== TEXTO PROPORCIONADO ==

Representar ciudadanos
Parece que existe general consenso intelectual en España sobre la necesidad de reformar el Senado con el fin de articularlo como una auténtica Cámara de representación territorial, que institucionalice y estructure por fin la participación de las comunidades autónomas en la gobernación del Estado. La representación popular en esa Cámara refundada estaría territorializada, es decir, los senadores serían elegidos en el ámbito particular de cada comunidad autónoma y representarían los intereses de éstas como territorios diversos. En esto también existe consenso inicial.
Pues bien, es curioso anotar cómo la previsión de este futuro para la representación política en el Senado ha suscitado escasa reflexión sobre las consecuencias que debiera tener para con el sistema electoral hoy vigente para la otra Cámara legislativa española, el Congreso de los Diputados. Consecuencias que, sin embargo, se antojan bastante claras: puesto que, si por fin se llega a instaurar en España una Cámara de representación territorial, la otra, el Congreso de los Diputados, deberá serlo estrictamente de representación de los ciudadanos como tales. Ésa es la lógica intrínseca del bicameralismo federal: en una Cámara se representa al pueblo del Estado como conjunto de ciudadanos iguales, en la otra, a esos mismos ciudadanos pero como miembros de entidades territoriales distintas. Pues bien, siendo ésta la lógica obligada, hay que preguntarse si el sistema electoral vigente hoy para el Congreso de los Diputados configura efectivamente a éste como una Cámara de representación ciudadana. Y la respuesta indudable y unánime entre nuestros politólogos es que ello no es así, sino que, muy por el contrario, en el Congreso español prima el criterio de representación del territorio por encima de la representación del individuo/elector. De lo que se sigue que, de no modificarse a tiempo el sistema electoral utilizado para el Congreso de los Diputados, España ostentará el curioso récord de poseer dos cámaras de representación territorial, la una de las autonomías y la otra de las provincias. Y, por el contrario, ninguna de representación pura de los ciudadanos como tales, abstracción hecha de su adscripción territorial.

===
== DATOS EXTRAÍDOS ==

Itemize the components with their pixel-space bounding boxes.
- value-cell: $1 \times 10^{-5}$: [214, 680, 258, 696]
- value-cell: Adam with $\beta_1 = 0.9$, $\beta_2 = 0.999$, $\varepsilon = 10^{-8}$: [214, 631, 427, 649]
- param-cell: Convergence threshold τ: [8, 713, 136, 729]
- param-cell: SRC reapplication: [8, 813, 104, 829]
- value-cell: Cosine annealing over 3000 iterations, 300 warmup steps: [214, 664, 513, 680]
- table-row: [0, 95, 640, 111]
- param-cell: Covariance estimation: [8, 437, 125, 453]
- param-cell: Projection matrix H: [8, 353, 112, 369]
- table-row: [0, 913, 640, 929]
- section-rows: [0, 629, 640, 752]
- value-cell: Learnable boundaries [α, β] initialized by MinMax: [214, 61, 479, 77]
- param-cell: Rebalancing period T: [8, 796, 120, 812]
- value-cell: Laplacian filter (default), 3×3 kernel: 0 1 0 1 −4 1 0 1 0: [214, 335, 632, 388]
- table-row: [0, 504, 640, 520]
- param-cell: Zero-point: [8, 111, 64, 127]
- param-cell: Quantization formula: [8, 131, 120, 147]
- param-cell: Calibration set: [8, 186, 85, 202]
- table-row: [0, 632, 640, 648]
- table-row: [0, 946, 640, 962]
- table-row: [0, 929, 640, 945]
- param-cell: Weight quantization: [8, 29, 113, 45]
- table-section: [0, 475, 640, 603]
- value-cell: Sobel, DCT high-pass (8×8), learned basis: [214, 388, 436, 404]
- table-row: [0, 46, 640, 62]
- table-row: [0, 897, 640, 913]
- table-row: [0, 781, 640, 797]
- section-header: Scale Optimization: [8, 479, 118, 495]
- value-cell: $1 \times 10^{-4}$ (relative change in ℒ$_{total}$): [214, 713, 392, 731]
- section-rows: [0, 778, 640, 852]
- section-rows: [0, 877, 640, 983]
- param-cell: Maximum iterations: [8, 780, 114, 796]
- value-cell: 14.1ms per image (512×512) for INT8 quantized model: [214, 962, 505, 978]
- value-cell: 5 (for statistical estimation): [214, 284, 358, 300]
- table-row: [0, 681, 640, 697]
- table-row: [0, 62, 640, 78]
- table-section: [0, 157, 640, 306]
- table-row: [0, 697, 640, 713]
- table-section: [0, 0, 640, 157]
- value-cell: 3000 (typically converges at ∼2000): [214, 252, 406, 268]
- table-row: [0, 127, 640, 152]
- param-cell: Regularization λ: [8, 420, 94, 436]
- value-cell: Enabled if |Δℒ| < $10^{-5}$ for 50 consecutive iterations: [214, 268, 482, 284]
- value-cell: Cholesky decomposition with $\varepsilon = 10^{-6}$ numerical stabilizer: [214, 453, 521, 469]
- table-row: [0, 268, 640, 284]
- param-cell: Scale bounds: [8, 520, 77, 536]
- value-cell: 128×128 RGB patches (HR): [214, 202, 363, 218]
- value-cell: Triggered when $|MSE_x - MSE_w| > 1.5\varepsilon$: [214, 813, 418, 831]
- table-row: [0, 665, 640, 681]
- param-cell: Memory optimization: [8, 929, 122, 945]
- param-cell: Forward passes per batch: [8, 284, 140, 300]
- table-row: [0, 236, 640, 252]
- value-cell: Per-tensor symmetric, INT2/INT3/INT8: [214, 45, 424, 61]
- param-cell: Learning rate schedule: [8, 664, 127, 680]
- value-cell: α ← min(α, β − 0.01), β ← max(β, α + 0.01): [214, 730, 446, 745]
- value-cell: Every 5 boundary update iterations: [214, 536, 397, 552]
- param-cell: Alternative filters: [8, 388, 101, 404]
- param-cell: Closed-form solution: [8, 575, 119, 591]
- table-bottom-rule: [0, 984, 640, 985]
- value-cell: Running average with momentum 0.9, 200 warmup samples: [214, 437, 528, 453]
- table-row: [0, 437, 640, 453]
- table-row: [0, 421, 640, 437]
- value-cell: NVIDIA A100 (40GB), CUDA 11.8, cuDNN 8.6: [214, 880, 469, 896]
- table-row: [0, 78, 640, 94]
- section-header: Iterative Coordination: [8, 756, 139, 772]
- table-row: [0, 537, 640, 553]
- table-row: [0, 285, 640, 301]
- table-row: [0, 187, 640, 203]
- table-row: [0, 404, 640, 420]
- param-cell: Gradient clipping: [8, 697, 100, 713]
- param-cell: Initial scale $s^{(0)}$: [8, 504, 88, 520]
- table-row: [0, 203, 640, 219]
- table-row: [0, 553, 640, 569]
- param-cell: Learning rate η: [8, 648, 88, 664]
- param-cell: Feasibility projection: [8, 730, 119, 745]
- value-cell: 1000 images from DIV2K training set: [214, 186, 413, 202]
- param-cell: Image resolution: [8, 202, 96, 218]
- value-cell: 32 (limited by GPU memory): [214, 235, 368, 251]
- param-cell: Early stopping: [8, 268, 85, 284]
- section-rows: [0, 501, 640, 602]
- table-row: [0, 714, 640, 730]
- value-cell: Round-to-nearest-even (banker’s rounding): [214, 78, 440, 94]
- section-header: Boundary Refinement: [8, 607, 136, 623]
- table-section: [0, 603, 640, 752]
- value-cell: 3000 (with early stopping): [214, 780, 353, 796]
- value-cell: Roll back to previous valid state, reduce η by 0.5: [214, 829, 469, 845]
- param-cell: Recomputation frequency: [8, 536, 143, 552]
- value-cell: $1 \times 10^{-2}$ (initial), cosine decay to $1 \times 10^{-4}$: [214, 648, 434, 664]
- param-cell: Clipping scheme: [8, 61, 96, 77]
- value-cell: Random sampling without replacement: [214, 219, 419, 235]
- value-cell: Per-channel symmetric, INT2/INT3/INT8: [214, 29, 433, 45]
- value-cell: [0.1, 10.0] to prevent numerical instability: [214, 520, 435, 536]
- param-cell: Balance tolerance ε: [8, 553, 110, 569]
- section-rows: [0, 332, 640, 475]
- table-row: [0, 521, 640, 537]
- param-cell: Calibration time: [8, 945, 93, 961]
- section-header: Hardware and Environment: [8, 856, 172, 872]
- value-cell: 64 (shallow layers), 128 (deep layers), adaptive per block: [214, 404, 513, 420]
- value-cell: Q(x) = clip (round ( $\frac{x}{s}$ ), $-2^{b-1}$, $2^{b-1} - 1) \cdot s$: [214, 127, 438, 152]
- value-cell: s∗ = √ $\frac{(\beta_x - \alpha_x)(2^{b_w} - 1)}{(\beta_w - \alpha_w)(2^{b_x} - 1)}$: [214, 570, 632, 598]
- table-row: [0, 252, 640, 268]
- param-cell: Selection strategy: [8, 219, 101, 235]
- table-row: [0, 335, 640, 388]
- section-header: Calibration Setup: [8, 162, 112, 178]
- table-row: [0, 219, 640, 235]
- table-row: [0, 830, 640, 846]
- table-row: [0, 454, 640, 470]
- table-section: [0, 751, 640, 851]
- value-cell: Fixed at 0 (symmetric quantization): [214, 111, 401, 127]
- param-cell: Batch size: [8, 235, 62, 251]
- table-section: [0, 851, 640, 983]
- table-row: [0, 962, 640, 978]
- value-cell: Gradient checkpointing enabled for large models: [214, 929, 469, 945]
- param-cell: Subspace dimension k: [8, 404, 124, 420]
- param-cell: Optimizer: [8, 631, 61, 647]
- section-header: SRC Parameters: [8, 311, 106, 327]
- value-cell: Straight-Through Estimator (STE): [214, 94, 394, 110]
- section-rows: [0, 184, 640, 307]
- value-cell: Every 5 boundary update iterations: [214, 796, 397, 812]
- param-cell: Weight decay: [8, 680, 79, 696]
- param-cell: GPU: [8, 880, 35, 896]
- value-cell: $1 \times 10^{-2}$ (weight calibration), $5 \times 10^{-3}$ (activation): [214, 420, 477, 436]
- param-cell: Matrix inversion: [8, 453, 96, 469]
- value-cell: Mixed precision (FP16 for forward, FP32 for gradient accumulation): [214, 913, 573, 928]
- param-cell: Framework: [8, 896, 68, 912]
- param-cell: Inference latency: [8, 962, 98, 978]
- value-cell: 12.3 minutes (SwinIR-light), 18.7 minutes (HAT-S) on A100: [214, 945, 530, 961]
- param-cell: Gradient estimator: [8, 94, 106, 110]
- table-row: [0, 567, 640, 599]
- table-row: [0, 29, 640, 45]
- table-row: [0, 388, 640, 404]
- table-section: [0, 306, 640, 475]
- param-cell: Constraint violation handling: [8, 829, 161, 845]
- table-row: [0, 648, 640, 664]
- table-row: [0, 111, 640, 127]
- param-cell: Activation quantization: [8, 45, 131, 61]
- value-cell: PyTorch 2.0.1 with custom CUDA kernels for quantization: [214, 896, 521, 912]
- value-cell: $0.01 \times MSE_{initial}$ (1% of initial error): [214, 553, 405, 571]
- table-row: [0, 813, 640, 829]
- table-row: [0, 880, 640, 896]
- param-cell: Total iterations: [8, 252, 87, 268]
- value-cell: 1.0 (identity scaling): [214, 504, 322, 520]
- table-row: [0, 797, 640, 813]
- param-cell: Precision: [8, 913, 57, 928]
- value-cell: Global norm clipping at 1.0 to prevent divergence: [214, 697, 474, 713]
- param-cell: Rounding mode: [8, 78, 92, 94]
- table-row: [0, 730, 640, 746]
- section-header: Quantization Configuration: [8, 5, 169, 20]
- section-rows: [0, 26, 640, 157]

===

RETOS PROPUESTOS
A - Transcribe el fragmento del texto sobre la reforma del Senado que comienza con las palabras "Representar ciudadanos" y termina con "existe consenso inicial.".
B - Según el texto sobre la reforma del Senado, ¿qué récord curioso ostentará España si no se modifica a tiempo el sistema electoral del Congreso de los Diputados?

RESPUESTAS POR TAREA
A -
Representar ciudadanos
Parece que existe general consenso intelectual en España sobre la necesidad de reformar el Senado con el fin de articularlo como una auténtica Cámara de representación territorial, que institucionalice y estructure por fin la participación de las comunidades autónomas en la gobernación del Estado. La representación popular en esa Cámara refundada estaría territorializada, es decir, los senadores serían elegidos en el ámbito particular de cada comunidad autónoma y representarían los intereses de éstas como territorios diversos. En esto también existe consenso inicial.

B - El de poseer dos cámaras de representación territorial, una de las autonomías y otra de las provincias.